* _Material_:

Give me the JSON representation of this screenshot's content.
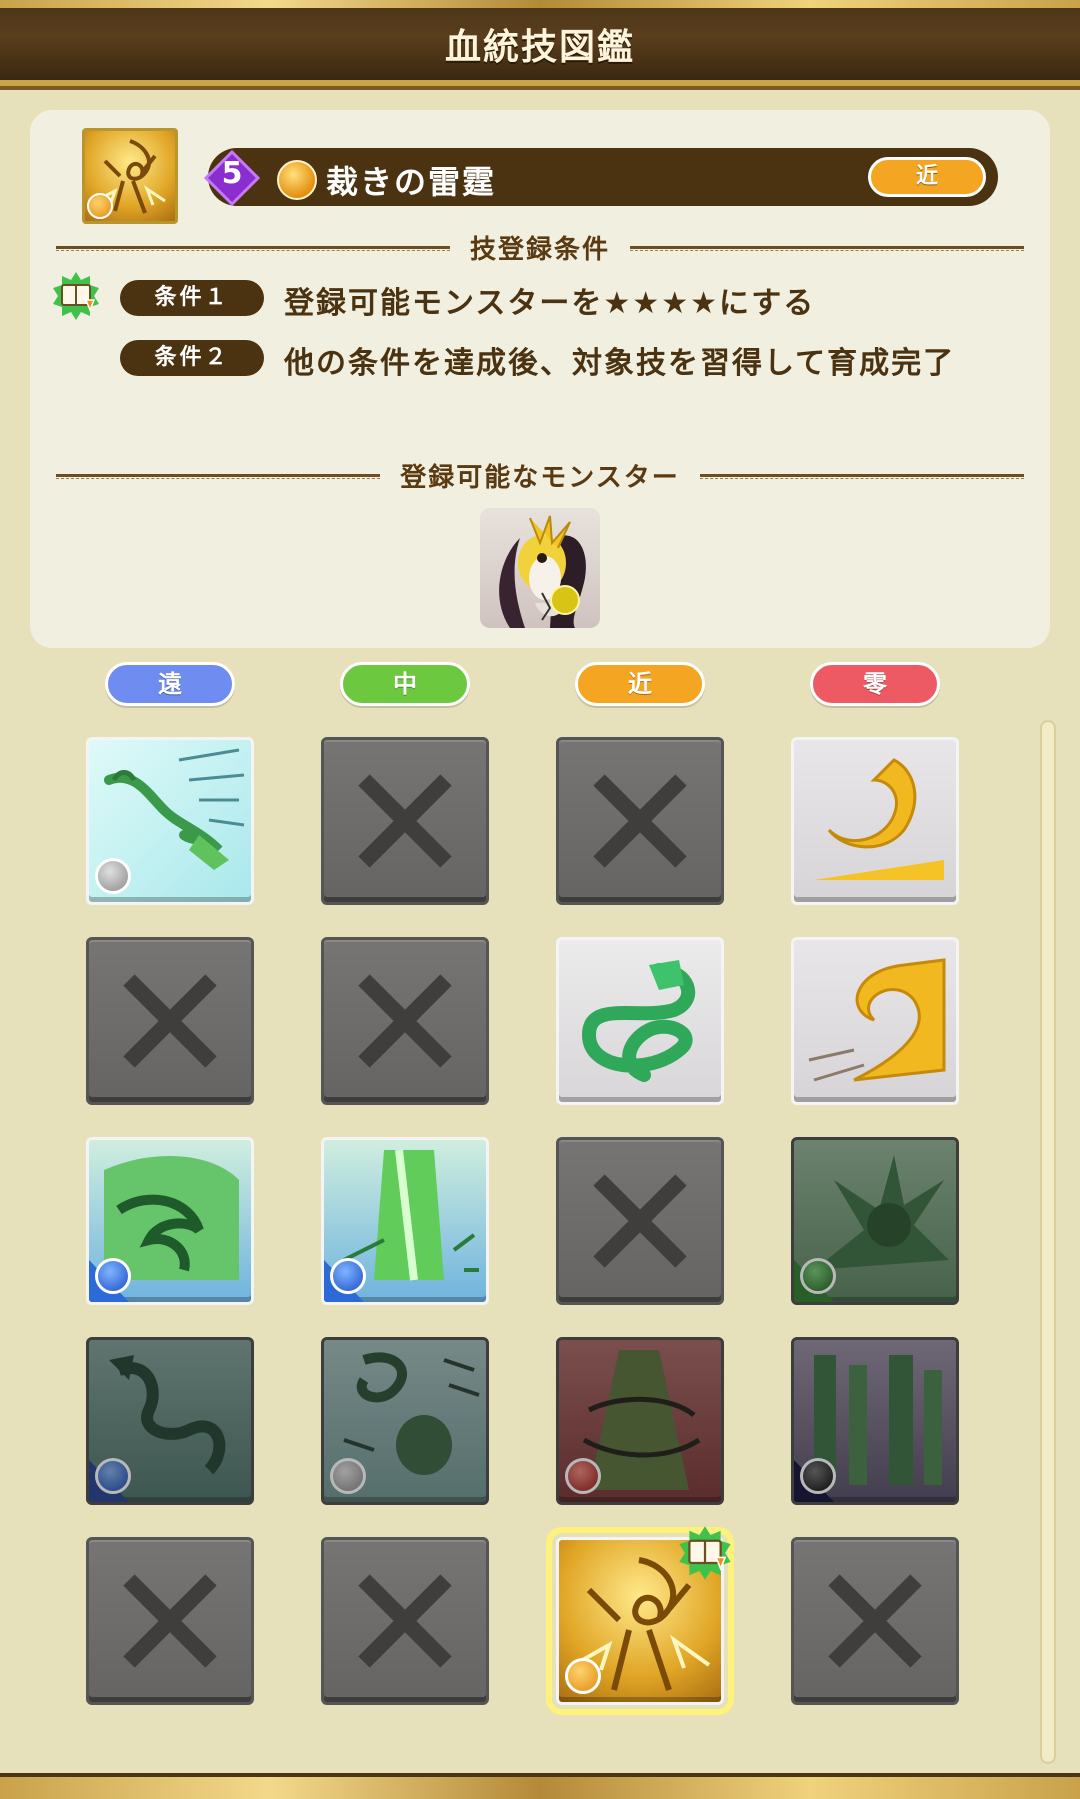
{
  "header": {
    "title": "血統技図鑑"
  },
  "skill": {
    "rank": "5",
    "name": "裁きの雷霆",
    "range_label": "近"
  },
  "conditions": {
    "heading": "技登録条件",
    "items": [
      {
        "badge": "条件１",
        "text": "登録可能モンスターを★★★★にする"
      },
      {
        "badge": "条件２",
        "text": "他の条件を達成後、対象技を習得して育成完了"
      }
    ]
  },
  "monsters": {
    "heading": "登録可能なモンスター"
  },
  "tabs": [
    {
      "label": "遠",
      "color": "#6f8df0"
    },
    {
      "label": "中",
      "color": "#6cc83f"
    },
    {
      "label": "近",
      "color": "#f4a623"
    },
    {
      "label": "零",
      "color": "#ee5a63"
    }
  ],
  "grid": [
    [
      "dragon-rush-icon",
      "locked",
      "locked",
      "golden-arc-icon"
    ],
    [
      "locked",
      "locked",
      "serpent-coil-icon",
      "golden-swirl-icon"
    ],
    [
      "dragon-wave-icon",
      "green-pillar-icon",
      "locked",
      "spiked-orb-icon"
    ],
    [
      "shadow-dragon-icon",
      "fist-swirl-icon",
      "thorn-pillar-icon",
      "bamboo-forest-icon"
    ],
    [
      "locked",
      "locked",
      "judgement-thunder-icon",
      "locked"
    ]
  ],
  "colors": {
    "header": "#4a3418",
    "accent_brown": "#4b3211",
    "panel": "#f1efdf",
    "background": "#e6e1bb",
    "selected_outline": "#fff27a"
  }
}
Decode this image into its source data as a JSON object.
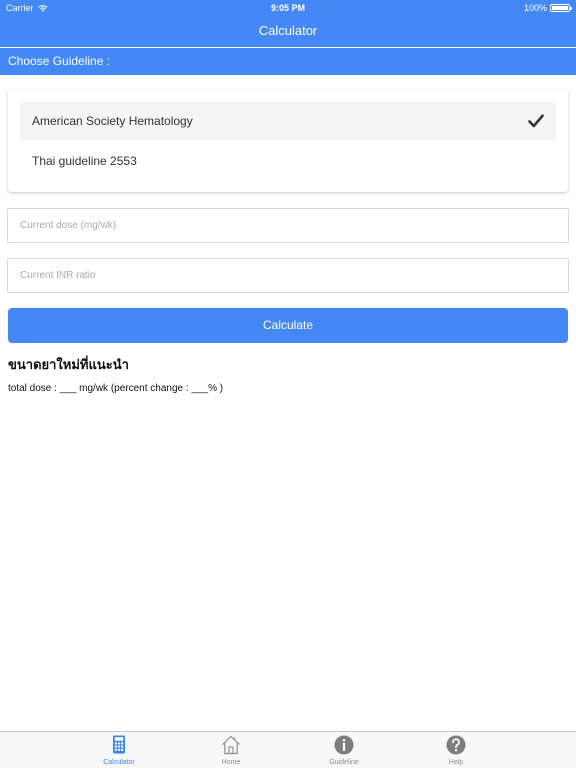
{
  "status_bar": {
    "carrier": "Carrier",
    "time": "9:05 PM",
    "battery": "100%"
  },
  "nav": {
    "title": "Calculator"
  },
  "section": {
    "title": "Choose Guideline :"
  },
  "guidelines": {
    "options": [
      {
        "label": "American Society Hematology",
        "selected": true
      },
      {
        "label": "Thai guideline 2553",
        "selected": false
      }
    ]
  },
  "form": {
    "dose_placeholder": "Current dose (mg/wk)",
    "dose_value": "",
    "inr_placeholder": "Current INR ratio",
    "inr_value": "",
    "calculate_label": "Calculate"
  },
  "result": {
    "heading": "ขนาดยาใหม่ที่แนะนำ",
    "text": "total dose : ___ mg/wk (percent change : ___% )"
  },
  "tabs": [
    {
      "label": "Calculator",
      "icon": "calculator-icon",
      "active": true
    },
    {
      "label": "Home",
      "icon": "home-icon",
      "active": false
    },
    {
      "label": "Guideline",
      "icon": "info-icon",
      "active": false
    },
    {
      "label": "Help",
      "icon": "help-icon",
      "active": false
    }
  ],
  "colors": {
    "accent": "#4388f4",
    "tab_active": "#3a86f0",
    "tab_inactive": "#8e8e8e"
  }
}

* _Requirement_: Which lines hold the string "title"? List them all.

* _Completed task_:
    "title": "血統技図鑑"
    "title": "Calculator"
    "title": "Choose Guideline :"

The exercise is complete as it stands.